CHALLENGE
Return every line of the material exactly.

ROWS
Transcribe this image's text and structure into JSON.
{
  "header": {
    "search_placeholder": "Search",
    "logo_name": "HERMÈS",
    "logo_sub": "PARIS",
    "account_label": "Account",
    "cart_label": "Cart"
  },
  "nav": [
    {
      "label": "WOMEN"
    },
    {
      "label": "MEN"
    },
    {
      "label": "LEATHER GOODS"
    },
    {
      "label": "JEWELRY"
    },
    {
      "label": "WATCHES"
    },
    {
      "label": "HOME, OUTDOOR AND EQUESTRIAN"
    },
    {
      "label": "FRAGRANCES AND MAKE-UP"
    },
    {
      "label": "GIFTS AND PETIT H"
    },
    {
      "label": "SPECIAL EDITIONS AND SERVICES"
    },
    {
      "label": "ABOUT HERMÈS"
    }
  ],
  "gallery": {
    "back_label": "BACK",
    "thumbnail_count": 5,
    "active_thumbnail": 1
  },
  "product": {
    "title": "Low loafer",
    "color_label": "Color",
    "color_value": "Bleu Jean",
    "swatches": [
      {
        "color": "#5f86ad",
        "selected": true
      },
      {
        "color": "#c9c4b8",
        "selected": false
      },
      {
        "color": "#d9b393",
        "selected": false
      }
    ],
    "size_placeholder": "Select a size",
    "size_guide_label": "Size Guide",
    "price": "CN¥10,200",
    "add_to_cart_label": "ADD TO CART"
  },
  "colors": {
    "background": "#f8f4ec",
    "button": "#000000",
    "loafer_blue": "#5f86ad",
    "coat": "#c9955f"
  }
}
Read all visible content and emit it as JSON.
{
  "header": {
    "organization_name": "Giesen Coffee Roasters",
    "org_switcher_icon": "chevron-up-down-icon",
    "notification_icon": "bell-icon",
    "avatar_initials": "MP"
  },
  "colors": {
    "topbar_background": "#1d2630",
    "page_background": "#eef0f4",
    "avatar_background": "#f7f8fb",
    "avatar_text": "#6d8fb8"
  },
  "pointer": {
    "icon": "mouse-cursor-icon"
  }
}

OUTPUT FOR THIS EXERCISE
Transcribe this image's text and structure into JSON.
{
  "header": {
    "search_placeholder": "Search",
    "logo_name": "HERMÈS",
    "logo_sub": "PARIS",
    "account_label": "Account",
    "cart_label": "Cart"
  },
  "nav": [
    {
      "label": "WOMEN"
    },
    {
      "label": "MEN"
    },
    {
      "label": "LEATHER GOODS"
    },
    {
      "label": "JEWELRY"
    },
    {
      "label": "WATCHES"
    },
    {
      "label": "HOME, OUTDOOR AND EQUESTRIAN"
    },
    {
      "label": "FRAGRANCES AND MAKE-UP"
    },
    {
      "label": "GIFTS AND PETIT H"
    },
    {
      "label": "SPECIAL EDITIONS AND SERVICES"
    },
    {
      "label": "ABOUT HERMÈS"
    }
  ],
  "gallery": {
    "back_label": "BACK",
    "thumbnail_count": 5,
    "active_thumbnail": 1
  },
  "product": {
    "title": "Low loafer",
    "color_label": "Color",
    "color_value": "Bleu Jean",
    "swatches": [
      {
        "color": "#5f86ad",
        "selected": true
      },
      {
        "color": "#c9c4b8",
        "selected": false
      },
      {
        "color": "#d9b393",
        "selected": false
      }
    ],
    "size_placeholder": "Select a size",
    "size_guide_label": "Size Guide",
    "price": "CN¥10,200",
    "add_to_cart_label": "ADD TO CART"
  },
  "colors": {
    "background": "#f8f4ec",
    "button": "#000000",
    "loafer_blue": "#5f86ad",
    "coat": "#c9955f"
  }
}
Read all visible content and emit it as JSON.
{
  "header": {
    "organization_name": "Giesen Coffee Roasters",
    "org_switcher_icon": "chevron-up-down-icon",
    "notification_icon": "bell-icon",
    "avatar_initials": "MP"
  },
  "colors": {
    "topbar_background": "#1d2630",
    "page_background": "#eef0f4",
    "avatar_background": "#f7f8fb",
    "avatar_text": "#6d8fb8"
  },
  "pointer": {
    "icon": "mouse-cursor-icon"
  }
}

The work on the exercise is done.